**Exercise details:** Will you write out all the entries below exactly?

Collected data
▶

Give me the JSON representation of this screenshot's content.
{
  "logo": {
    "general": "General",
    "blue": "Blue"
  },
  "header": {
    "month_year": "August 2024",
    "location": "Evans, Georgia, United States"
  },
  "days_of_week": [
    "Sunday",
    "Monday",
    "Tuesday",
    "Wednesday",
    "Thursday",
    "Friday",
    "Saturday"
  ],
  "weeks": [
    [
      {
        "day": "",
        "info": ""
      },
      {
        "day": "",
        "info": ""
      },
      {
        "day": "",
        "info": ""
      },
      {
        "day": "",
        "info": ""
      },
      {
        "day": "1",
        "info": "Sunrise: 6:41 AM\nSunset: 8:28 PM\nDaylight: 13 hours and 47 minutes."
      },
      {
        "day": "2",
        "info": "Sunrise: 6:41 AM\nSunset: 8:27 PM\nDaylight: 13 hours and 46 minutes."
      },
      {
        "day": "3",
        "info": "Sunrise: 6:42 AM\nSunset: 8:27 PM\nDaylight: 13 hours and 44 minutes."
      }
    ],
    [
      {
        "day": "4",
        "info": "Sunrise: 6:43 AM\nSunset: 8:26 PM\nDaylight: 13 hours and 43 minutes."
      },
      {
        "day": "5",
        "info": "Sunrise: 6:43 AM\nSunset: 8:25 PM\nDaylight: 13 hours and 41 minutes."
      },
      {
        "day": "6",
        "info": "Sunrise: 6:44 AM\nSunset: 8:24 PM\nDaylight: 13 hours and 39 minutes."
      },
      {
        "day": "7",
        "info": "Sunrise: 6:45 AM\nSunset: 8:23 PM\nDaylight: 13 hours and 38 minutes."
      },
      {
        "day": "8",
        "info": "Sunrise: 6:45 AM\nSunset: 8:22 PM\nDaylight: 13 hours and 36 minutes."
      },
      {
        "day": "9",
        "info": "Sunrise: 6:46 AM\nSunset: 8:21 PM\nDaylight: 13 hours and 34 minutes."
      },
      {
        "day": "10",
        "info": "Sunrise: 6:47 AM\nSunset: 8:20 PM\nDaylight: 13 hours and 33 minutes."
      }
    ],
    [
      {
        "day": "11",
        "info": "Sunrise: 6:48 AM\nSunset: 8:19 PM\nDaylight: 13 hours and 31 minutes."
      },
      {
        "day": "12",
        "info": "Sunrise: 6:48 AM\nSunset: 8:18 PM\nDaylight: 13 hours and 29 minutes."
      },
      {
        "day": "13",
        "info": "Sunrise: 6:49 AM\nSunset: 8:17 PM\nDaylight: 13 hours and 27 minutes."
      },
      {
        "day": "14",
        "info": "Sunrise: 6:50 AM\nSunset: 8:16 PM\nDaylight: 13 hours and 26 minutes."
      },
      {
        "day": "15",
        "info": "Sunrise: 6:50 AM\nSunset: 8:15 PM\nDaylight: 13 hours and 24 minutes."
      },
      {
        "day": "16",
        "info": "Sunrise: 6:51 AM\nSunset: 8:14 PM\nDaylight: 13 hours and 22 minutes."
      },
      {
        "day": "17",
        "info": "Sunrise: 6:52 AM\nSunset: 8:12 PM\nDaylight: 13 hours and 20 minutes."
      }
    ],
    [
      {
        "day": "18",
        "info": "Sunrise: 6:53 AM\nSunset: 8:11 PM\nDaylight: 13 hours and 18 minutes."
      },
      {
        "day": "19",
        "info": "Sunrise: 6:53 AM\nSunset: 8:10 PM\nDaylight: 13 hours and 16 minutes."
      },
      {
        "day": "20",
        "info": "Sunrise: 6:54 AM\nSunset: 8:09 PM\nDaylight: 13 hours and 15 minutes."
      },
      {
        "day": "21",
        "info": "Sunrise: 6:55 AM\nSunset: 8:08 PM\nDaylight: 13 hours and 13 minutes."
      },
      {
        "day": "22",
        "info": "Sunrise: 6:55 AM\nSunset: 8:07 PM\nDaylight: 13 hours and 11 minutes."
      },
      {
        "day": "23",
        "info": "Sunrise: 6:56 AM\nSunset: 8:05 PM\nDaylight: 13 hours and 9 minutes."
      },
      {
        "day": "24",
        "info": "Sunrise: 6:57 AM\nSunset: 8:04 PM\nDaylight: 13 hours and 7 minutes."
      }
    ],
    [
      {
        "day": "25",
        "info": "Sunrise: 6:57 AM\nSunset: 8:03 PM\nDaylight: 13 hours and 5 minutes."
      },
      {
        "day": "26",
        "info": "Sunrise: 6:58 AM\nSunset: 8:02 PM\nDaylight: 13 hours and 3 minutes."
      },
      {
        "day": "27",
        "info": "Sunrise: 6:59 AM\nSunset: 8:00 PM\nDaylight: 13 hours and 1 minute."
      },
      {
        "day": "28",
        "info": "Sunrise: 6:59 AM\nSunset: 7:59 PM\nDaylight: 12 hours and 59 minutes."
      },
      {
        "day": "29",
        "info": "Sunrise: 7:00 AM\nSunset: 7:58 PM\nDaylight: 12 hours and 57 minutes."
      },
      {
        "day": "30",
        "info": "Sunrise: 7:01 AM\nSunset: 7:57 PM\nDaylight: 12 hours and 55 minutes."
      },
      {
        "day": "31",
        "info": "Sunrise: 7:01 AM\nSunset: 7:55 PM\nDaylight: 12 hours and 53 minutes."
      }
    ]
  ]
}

◀

**Response for this exercise:**
Give me the JSON representation of this screenshot's content.
{
  "logo": {
    "general": "General",
    "blue": "Blue"
  },
  "header": {
    "month_year": "August 2024",
    "location": "Evans, Georgia, United States"
  },
  "days_of_week": [
    "Sunday",
    "Monday",
    "Tuesday",
    "Wednesday",
    "Thursday",
    "Friday",
    "Saturday"
  ],
  "weeks": [
    [
      {
        "day": "",
        "info": ""
      },
      {
        "day": "",
        "info": ""
      },
      {
        "day": "",
        "info": ""
      },
      {
        "day": "",
        "info": ""
      },
      {
        "day": "1",
        "info": "Sunrise: 6:41 AM\nSunset: 8:28 PM\nDaylight: 13 hours and 47 minutes."
      },
      {
        "day": "2",
        "info": "Sunrise: 6:41 AM\nSunset: 8:27 PM\nDaylight: 13 hours and 46 minutes."
      },
      {
        "day": "3",
        "info": "Sunrise: 6:42 AM\nSunset: 8:27 PM\nDaylight: 13 hours and 44 minutes."
      }
    ],
    [
      {
        "day": "4",
        "info": "Sunrise: 6:43 AM\nSunset: 8:26 PM\nDaylight: 13 hours and 43 minutes."
      },
      {
        "day": "5",
        "info": "Sunrise: 6:43 AM\nSunset: 8:25 PM\nDaylight: 13 hours and 41 minutes."
      },
      {
        "day": "6",
        "info": "Sunrise: 6:44 AM\nSunset: 8:24 PM\nDaylight: 13 hours and 39 minutes."
      },
      {
        "day": "7",
        "info": "Sunrise: 6:45 AM\nSunset: 8:23 PM\nDaylight: 13 hours and 38 minutes."
      },
      {
        "day": "8",
        "info": "Sunrise: 6:45 AM\nSunset: 8:22 PM\nDaylight: 13 hours and 36 minutes."
      },
      {
        "day": "9",
        "info": "Sunrise: 6:46 AM\nSunset: 8:21 PM\nDaylight: 13 hours and 34 minutes."
      },
      {
        "day": "10",
        "info": "Sunrise: 6:47 AM\nSunset: 8:20 PM\nDaylight: 13 hours and 33 minutes."
      }
    ],
    [
      {
        "day": "11",
        "info": "Sunrise: 6:48 AM\nSunset: 8:19 PM\nDaylight: 13 hours and 31 minutes."
      },
      {
        "day": "12",
        "info": "Sunrise: 6:48 AM\nSunset: 8:18 PM\nDaylight: 13 hours and 29 minutes."
      },
      {
        "day": "13",
        "info": "Sunrise: 6:49 AM\nSunset: 8:17 PM\nDaylight: 13 hours and 27 minutes."
      },
      {
        "day": "14",
        "info": "Sunrise: 6:50 AM\nSunset: 8:16 PM\nDaylight: 13 hours and 26 minutes."
      },
      {
        "day": "15",
        "info": "Sunrise: 6:50 AM\nSunset: 8:15 PM\nDaylight: 13 hours and 24 minutes."
      },
      {
        "day": "16",
        "info": "Sunrise: 6:51 AM\nSunset: 8:14 PM\nDaylight: 13 hours and 22 minutes."
      },
      {
        "day": "17",
        "info": "Sunrise: 6:52 AM\nSunset: 8:12 PM\nDaylight: 13 hours and 20 minutes."
      }
    ],
    [
      {
        "day": "18",
        "info": "Sunrise: 6:53 AM\nSunset: 8:11 PM\nDaylight: 13 hours and 18 minutes."
      },
      {
        "day": "19",
        "info": "Sunrise: 6:53 AM\nSunset: 8:10 PM\nDaylight: 13 hours and 16 minutes."
      },
      {
        "day": "20",
        "info": "Sunrise: 6:54 AM\nSunset: 8:09 PM\nDaylight: 13 hours and 15 minutes."
      },
      {
        "day": "21",
        "info": "Sunrise: 6:55 AM\nSunset: 8:08 PM\nDaylight: 13 hours and 13 minutes."
      },
      {
        "day": "22",
        "info": "Sunrise: 6:55 AM\nSunset: 8:07 PM\nDaylight: 13 hours and 11 minutes."
      },
      {
        "day": "23",
        "info": "Sunrise: 6:56 AM\nSunset: 8:05 PM\nDaylight: 13 hours and 9 minutes."
      },
      {
        "day": "24",
        "info": "Sunrise: 6:57 AM\nSunset: 8:04 PM\nDaylight: 13 hours and 7 minutes."
      }
    ],
    [
      {
        "day": "25",
        "info": "Sunrise: 6:57 AM\nSunset: 8:03 PM\nDaylight: 13 hours and 5 minutes."
      },
      {
        "day": "26",
        "info": "Sunrise: 6:58 AM\nSunset: 8:02 PM\nDaylight: 13 hours and 3 minutes."
      },
      {
        "day": "27",
        "info": "Sunrise: 6:59 AM\nSunset: 8:00 PM\nDaylight: 13 hours and 1 minute."
      },
      {
        "day": "28",
        "info": "Sunrise: 6:59 AM\nSunset: 7:59 PM\nDaylight: 12 hours and 59 minutes."
      },
      {
        "day": "29",
        "info": "Sunrise: 7:00 AM\nSunset: 7:58 PM\nDaylight: 12 hours and 57 minutes."
      },
      {
        "day": "30",
        "info": "Sunrise: 7:01 AM\nSunset: 7:57 PM\nDaylight: 12 hours and 55 minutes."
      },
      {
        "day": "31",
        "info": "Sunrise: 7:01 AM\nSunset: 7:55 PM\nDaylight: 12 hours and 53 minutes."
      }
    ]
  ]
}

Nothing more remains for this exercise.